--- Start DATA IN THIS EXERCISE ---

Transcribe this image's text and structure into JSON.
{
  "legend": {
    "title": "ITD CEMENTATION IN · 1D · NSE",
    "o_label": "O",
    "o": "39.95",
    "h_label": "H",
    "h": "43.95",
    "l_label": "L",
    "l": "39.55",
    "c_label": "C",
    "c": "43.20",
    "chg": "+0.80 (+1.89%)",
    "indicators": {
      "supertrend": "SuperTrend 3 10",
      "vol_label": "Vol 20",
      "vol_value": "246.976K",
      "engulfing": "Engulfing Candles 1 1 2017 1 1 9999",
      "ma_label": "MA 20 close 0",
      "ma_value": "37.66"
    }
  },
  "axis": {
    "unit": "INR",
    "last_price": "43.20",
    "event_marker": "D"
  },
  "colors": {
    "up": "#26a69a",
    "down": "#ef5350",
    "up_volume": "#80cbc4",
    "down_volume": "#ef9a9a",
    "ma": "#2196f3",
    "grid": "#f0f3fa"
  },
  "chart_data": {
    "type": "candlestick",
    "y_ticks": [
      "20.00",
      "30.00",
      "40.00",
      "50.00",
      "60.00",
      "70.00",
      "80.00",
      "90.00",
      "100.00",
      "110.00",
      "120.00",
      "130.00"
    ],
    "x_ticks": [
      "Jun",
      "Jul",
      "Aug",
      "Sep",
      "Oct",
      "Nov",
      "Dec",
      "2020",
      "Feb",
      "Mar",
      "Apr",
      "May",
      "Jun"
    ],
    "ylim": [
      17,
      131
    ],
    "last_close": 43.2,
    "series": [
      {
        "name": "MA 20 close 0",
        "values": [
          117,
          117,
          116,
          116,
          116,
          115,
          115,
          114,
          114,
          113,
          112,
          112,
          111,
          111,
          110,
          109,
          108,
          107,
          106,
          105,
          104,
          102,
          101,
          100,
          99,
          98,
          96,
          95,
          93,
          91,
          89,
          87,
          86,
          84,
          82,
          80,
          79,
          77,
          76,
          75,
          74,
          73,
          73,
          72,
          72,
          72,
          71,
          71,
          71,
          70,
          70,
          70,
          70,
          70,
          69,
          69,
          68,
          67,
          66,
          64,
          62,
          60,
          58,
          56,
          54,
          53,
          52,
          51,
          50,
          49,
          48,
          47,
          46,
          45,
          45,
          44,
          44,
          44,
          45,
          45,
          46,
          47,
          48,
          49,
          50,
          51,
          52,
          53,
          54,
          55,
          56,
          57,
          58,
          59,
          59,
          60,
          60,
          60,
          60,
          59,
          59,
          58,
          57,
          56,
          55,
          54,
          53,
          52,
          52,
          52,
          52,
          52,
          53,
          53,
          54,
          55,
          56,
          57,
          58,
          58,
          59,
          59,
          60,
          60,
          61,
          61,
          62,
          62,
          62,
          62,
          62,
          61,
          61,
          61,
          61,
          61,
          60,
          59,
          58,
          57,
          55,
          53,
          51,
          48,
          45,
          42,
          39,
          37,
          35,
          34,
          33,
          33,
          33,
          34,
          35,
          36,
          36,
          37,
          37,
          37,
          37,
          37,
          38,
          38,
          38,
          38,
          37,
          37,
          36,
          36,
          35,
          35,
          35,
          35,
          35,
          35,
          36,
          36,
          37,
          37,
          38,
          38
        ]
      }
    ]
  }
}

--- End DATA IN THIS EXERCISE ---

» **EXERCISE BRIEF**
Retype all the material above precisely, with no line left out.

» **THE SOLUTION**
Transcribe this image's text and structure into JSON.
{
  "legend": {
    "title": "ITD CEMENTATION IN · 1D · NSE",
    "o_label": "O",
    "o": "39.95",
    "h_label": "H",
    "h": "43.95",
    "l_label": "L",
    "l": "39.55",
    "c_label": "C",
    "c": "43.20",
    "chg": "+0.80 (+1.89%)",
    "indicators": {
      "supertrend": "SuperTrend 3 10",
      "vol_label": "Vol 20",
      "vol_value": "246.976K",
      "engulfing": "Engulfing Candles 1 1 2017 1 1 9999",
      "ma_label": "MA 20 close 0",
      "ma_value": "37.66"
    }
  },
  "axis": {
    "unit": "INR",
    "last_price": "43.20",
    "event_marker": "D"
  },
  "colors": {
    "up": "#26a69a",
    "down": "#ef5350",
    "up_volume": "#80cbc4",
    "down_volume": "#ef9a9a",
    "ma": "#2196f3",
    "grid": "#f0f3fa"
  },
  "chart_data": {
    "type": "candlestick",
    "y_ticks": [
      "20.00",
      "30.00",
      "40.00",
      "50.00",
      "60.00",
      "70.00",
      "80.00",
      "90.00",
      "100.00",
      "110.00",
      "120.00",
      "130.00"
    ],
    "x_ticks": [
      "Jun",
      "Jul",
      "Aug",
      "Sep",
      "Oct",
      "Nov",
      "Dec",
      "2020",
      "Feb",
      "Mar",
      "Apr",
      "May",
      "Jun"
    ],
    "ylim": [
      17,
      131
    ],
    "last_close": 43.2,
    "series": [
      {
        "name": "MA 20 close 0",
        "values": [
          117,
          117,
          116,
          116,
          116,
          115,
          115,
          114,
          114,
          113,
          112,
          112,
          111,
          111,
          110,
          109,
          108,
          107,
          106,
          105,
          104,
          102,
          101,
          100,
          99,
          98,
          96,
          95,
          93,
          91,
          89,
          87,
          86,
          84,
          82,
          80,
          79,
          77,
          76,
          75,
          74,
          73,
          73,
          72,
          72,
          72,
          71,
          71,
          71,
          70,
          70,
          70,
          70,
          70,
          69,
          69,
          68,
          67,
          66,
          64,
          62,
          60,
          58,
          56,
          54,
          53,
          52,
          51,
          50,
          49,
          48,
          47,
          46,
          45,
          45,
          44,
          44,
          44,
          45,
          45,
          46,
          47,
          48,
          49,
          50,
          51,
          52,
          53,
          54,
          55,
          56,
          57,
          58,
          59,
          59,
          60,
          60,
          60,
          60,
          59,
          59,
          58,
          57,
          56,
          55,
          54,
          53,
          52,
          52,
          52,
          52,
          52,
          53,
          53,
          54,
          55,
          56,
          57,
          58,
          58,
          59,
          59,
          60,
          60,
          61,
          61,
          62,
          62,
          62,
          62,
          62,
          61,
          61,
          61,
          61,
          61,
          60,
          59,
          58,
          57,
          55,
          53,
          51,
          48,
          45,
          42,
          39,
          37,
          35,
          34,
          33,
          33,
          33,
          34,
          35,
          36,
          36,
          37,
          37,
          37,
          37,
          37,
          38,
          38,
          38,
          38,
          37,
          37,
          36,
          36,
          35,
          35,
          35,
          35,
          35,
          35,
          36,
          36,
          37,
          37,
          38,
          38
        ]
      }
    ]
  }
}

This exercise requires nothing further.